Material to process >>
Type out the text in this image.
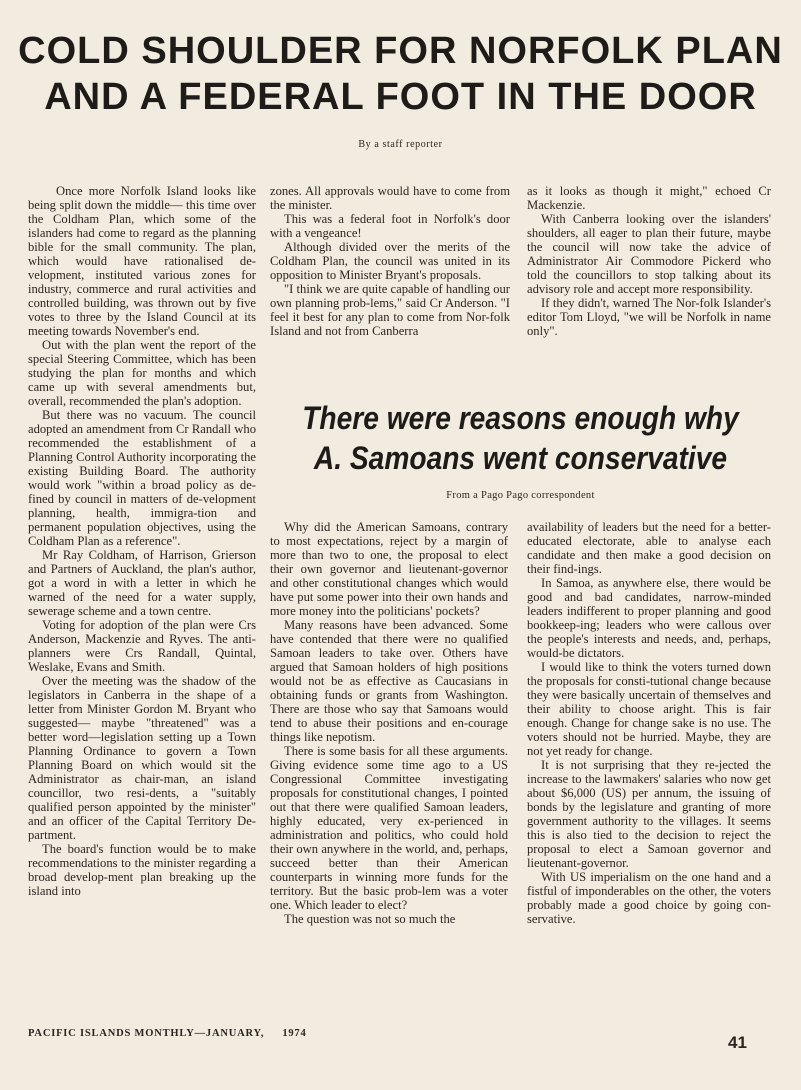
COLD SHOULDER FOR NORFOLK PLAN
AND A FEDERAL FOOT IN THE DOOR
By a staff reporter

Once more Norfolk Island looks like being split down the middle— this time over the Coldham Plan, which some of the islanders had come to regard as the planning bible for the small community. The plan, which would have rationalised de-velopment, instituted various zones for industry, commerce and rural activities and controlled building, was thrown out by five votes to three by the Island Council at its meeting towards November's end.

Out with the plan went the report of the special Steering Committee, which has been studying the plan for months and which came up with several amendments but, overall, recommended the plan's adoption.

But there was no vacuum. The council adopted an amendment from Cr Randall who recommended the establishment of a Planning Control Authority incorporating the existing Building Board. The authority would work "within a broad policy as de-fined by council in matters of de-velopment planning, health, immigra-tion and permanent population objectives, using the Coldham Plan as a reference".

Mr Ray Coldham, of Harrison, Grierson and Partners of Auckland, the plan's author, got a word in with a letter in which he warned of the need for a water supply, sewerage scheme and a town centre.

Voting for adoption of the plan were Crs Anderson, Mackenzie and Ryves. The anti-planners were Crs Randall, Quintal, Weslake, Evans and Smith.

Over the meeting was the shadow of the legislators in Canberra in the shape of a letter from Minister Gordon M. Bryant who suggested— maybe "threatened" was a better word—legislation setting up a Town Planning Ordinance to govern a Town Planning Board on which would sit the Administrator as chair-man, an island councillor, two resi-dents, a "suitably qualified person appointed by the minister" and an officer of the Capital Territory De-partment.

The board's function would be to make recommendations to the minister regarding a broad develop-ment plan breaking up the island into

zones. All approvals would have to come from the minister.

This was a federal foot in Norfolk's door with a vengeance!

Although divided over the merits of the Coldham Plan, the council was united in its opposition to Minister Bryant's proposals.

"I think we are quite capable of handling our own planning prob-lems," said Cr Anderson. "I feel it best for any plan to come from Nor-folk Island and not from Canberra

as it looks as though it might," echoed Cr Mackenzie.

With Canberra looking over the islanders' shoulders, all eager to plan their future, maybe the council will now take the advice of Administrator Air Commodore Pickerd who told the councillors to stop talking about its advisory role and accept more responsibility.

If they didn't, warned The Nor-folk Islander's editor Tom Lloyd, "we will be Norfolk in name only".

There were reasons enough why
A. Samoans went conservative
From a Pago Pago correspondent

Why did the American Samoans, contrary to most expectations, reject by a margin of more than two to one, the proposal to elect their own governor and lieutenant-governor and other constitutional changes which would have put some power into their own hands and more money into the politicians' pockets?

Many reasons have been advanced. Some have contended that there were no qualified Samoan leaders to take over. Others have argued that Samoan holders of high positions would not be as effective as Caucasians in obtaining funds or grants from Washington. There are those who say that Samoans would tend to abuse their positions and en-courage things like nepotism.

There is some basis for all these arguments. Giving evidence some time ago to a US Congressional Committee investigating proposals for constitutional changes, I pointed out that there were qualified Samoan leaders, highly educated, very ex-perienced in administration and politics, who could hold their own anywhere in the world, and, perhaps, succeed better than their American counterparts in winning more funds for the territory. But the basic prob-lem was a voter one. Which leader to elect?

The question was not so much the

availability of leaders but the need for a better-educated electorate, able to analyse each candidate and then make a good decision on their find-ings.

In Samoa, as anywhere else, there would be good and bad candidates, narrow-minded leaders indifferent to proper planning and good bookkeep-ing; leaders who were callous over the people's interests and needs, and, perhaps, would-be dictators.

I would like to think the voters turned down the proposals for consti-tutional change because they were basically uncertain of themselves and their ability to choose aright. This is fair enough. Change for change sake is no use. The voters should not be hurried. Maybe, they are not yet ready for change.

It is not surprising that they re-jected the increase to the lawmakers' salaries who now get about $6,000 (US) per annum, the issuing of bonds by the legislature and granting of more government authority to the villages. It seems this is also tied to the decision to reject the proposal to elect a Samoan governor and lieutenant-governor.

With US imperialism on the one hand and a fistful of imponderables on the other, the voters probably made a good choice by going con-servative.

PACIFIC ISLANDS MONTHLY—JANUARY, 1974	41
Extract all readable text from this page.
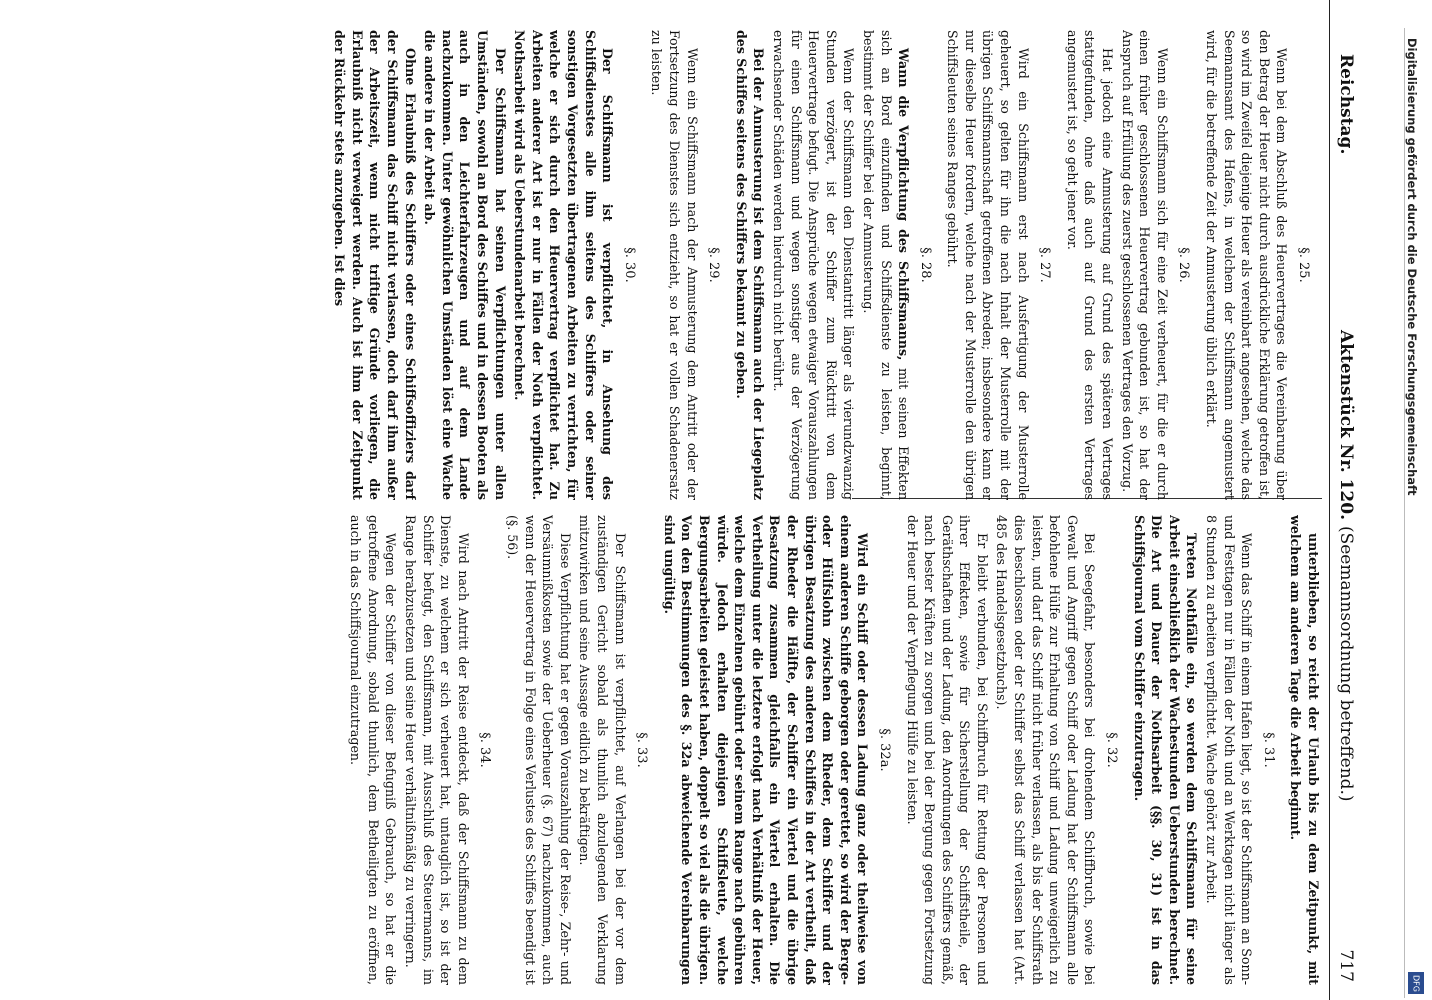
Reichstag.
Aktenstück Nr. 120. (Seemannsordnung betreffend.)
717
§. 25.
Wenn bei dem Abschluß des Heuervertrages die Vereinbarung über den Betrag der Heuer nicht durch ausdrückliche Erklärung getroffen ist, so wird im Zweifel diejenige Heuer als vereinbart angesehen, welche das Seemannsamt des Hafens, in welchem der Schiffsmann angemustert wird, für die betreffende Zeit der Anmusterung üblich erklärt.
§. 26.
Wenn ein Schiffsmann sich für eine Zeit verheuert, für die er durch einen früher geschlossenen Heuervertrag gebunden ist, so hat der Anspruch auf Erfüllung des zuerst geschlossenen Vertrages den Vorzug.
Hat jedoch eine Anmusterung auf Grund des späteren Vertrages stattgefunden, ohne daß auch auf Grund des ersten Vertrages angemustert ist, so geht jener vor.
§. 27.
Wird ein Schiffsmann erst nach Ausfertigung der Musterrolle geheuert, so gelten für ihn die nach Inhalt der Musterrolle mit der übrigen Schiffsmannschaft getroffenen Abreden; insbesondere kann er nur dieselbe Heuer fordern, welche nach der Musterrolle den übrigen Schiffsleuten seines Ranges gebührt.
§. 28.
Wann die Verpflichtung des Schiffsmanns, mit seinen Effekten sich an Bord einzufinden und Schiffsdienste zu leisten, beginnt, bestimmt der Schiffer bei der Anmusterung.
Wenn der Schiffsmann den Dienstantritt länger als vierundzwanzig Stunden verzögert, ist der Schiffer zum Rücktritt von dem Heuervertrage befugt. Die Ansprüche wegen etwaiger Vorauszahlungen für einen Schiffsmann und wegen sonstiger aus der Verzögerung erwachsender Schäden werden hierdurch nicht berührt.
Bei der Anmusterung ist dem Schiffsmann auch der Liegeplatz des Schiffes seitens des Schiffers bekannt zu geben.
§. 29.
Wenn ein Schiffsmann nach der Anmusterung dem Antritt oder der Fortsetzung des Dienstes sich entzieht, so hat er vollen Schadenersatz zu leisten.
§. 30.
Der Schiffsmann ist verpflichtet, in Ansehung des Schiffsdienstes alle ihm seitens des Schiffers oder seiner sonstigen Vorgesetzten übertragenen Arbeiten zu verrichten, für welche er sich durch den Heuervertrag verpflichtet hat. Zu Arbeiten anderer Art ist er nur in Fällen der Noth verpflichtet. Nothsarbeit wird als Ueberstundenarbeit berechnet.
Der Schiffsmann hat seinen Verpflichtungen unter allen Umständen, sowohl an Bord des Schiffes und in dessen Booten als auch in den Leichterfahrzeugen und auf dem Lande nachzukommen. Unter gewöhnlichen Umständen löst eine Wache die andere in der Arbeit ab.
Ohne Erlaubniß des Schiffers oder eines Schiffsoffiziers darf der Schiffsmann das Schiff nicht verlassen, doch darf ihm außer der Arbeitszeit, wenn nicht triftige Gründe vorliegen, die Erlaubniß nicht verweigert werden. Auch ist ihm der Zeitpunkt der Rückkehr stets anzugeben. Ist dies
unterblieben, so reicht der Urlaub bis zu dem Zeitpunkt, mit welchem am anderen Tage die Arbeit beginnt.
§. 31.
Wenn das Schiff in einem Hafen liegt, so ist der Schiffsmann an Sonn- und Festtagen nur in Fällen der Noth und an Werktagen nicht länger als 8 Stunden zu arbeiten verpflichtet. Wache gehört zur Arbeit.
Treten Nothfälle ein, so werden dem Schiffsmann für seine Arbeit einschließlich der Wachestunden Ueberstunden berechnet. Die Art und Dauer der Nothsarbeit (§§. 30, 31) ist in das Schiffsjournal vom Schiffer einzutragen.
§. 32.
Bei Seegefahr, besonders bei drohendem Schiffbruch, sowie bei Gewalt und Angriff gegen Schiff oder Ladung hat der Schiffsmann alle befohlene Hülfe zur Erhaltung von Schiff und Ladung unweigerlich zu leisten, und darf das Schiff nicht früher verlassen, als bis der Schiffsrath dies beschlossen oder der Schiffer selbst das Schiff verlassen hat (Art. 485 des Handelsgesetzbuchs).
Er bleibt verbunden, bei Schiffbruch für Rettung der Personen und ihrer Effekten, sowie für Sicherstellung der Schiffstheile, der Geräthschaften und der Ladung, den Anordnungen des Schiffers gemäß, nach bester Kräften zu sorgen und bei der Bergung gegen Fortsetzung der Heuer und der Verpflegung Hülfe zu leisten.
§. 32a.
Wird ein Schiff oder dessen Ladung ganz oder theilweise von einem anderen Schiffe geborgen oder gerettet, so wird der Berge- oder Hülfslohn zwischen dem Rheder, dem Schiffer und der übrigen Besatzung des anderen Schiffes in der Art vertheilt, daß der Rheder die Hälfte, der Schiffer ein Viertel und die übrige Besatzung zusammen gleichfalls ein Viertel erhalten. Die Vertheilung unter die letztere erfolgt nach Verhältniß der Heuer, welche dem Einzelnen gebührt oder seinem Range nach gebühren würde. Jedoch erhalten diejenigen Schiffsleute, welche Bergungsarbeiten geleistet haben, doppelt so viel als die übrigen. Von den Bestimmungen des §. 32a abweichende Vereinbarungen sind ungültig.
§. 33.
Der Schiffsmann ist verpflichtet, auf Verlangen bei der vor dem zuständigen Gericht sobald als thunlich abzulegenden Verklarung mitzuwirken und seine Aussage eidlich zu bekräftigen.
Diese Verpflichtung hat er gegen Vorauszahlung der Reise-, Zehr- und Versäumnißkosten sowie der Ueberheuer (§. 67) nachzukommen, auch wenn der Heuervertrag in Folge eines Verlustes des Schiffes beendigt ist (§. 56).
§. 34.
Wird nach Antritt der Reise entdeckt, daß der Schiffsmann zu dem Dienste, zu welchem er sich verheuert hat, untauglich ist, so ist der Schiffer befugt, den Schiffsmann, mit Ausschluß des Steuermanns, im Range herabzusetzen und seine Heuer verhältnißmäßig zu verringern.
Wegen der Schiffer von dieser Befugniß Gebrauch, so hat er die getroffene Anordnung, sobald thunlich, dem Betheiligten zu eröffnen, auch in das Schiffsjournal einzutragen.
Digitalisierung gefördert durch die Deutsche Forschungsgemeinschaft
DFG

What needs to be done >> Show the lines of the data that hold the word "like".

The reply >>
Once more Norfolk Island looks like being split down the middle— this time over the Coldham Plan, which some of the islanders had come to regard as the planning bible for the small community. The plan, which would have rationalised de-velopment, instituted various zones for industry, commerce and rural activities and controlled building, was thrown out by five votes to three by the Island Council at its meeting towards November's end.
Many reasons have been advanced. Some have contended that there were no qualified Samoan leaders to take over. Others have argued that Samoan holders of high positions would not be as effective as Caucasians in obtaining funds or grants from Washington. There are those who say that Samoans would tend to abuse their positions and en-courage things like nepotism.
I would like to think the voters turned down the proposals for consti-tutional change because they were basically uncertain of themselves and their ability to choose aright. This is fair enough. Change for change sake is no use. The voters should not be hurried. Maybe, they are not yet ready for change.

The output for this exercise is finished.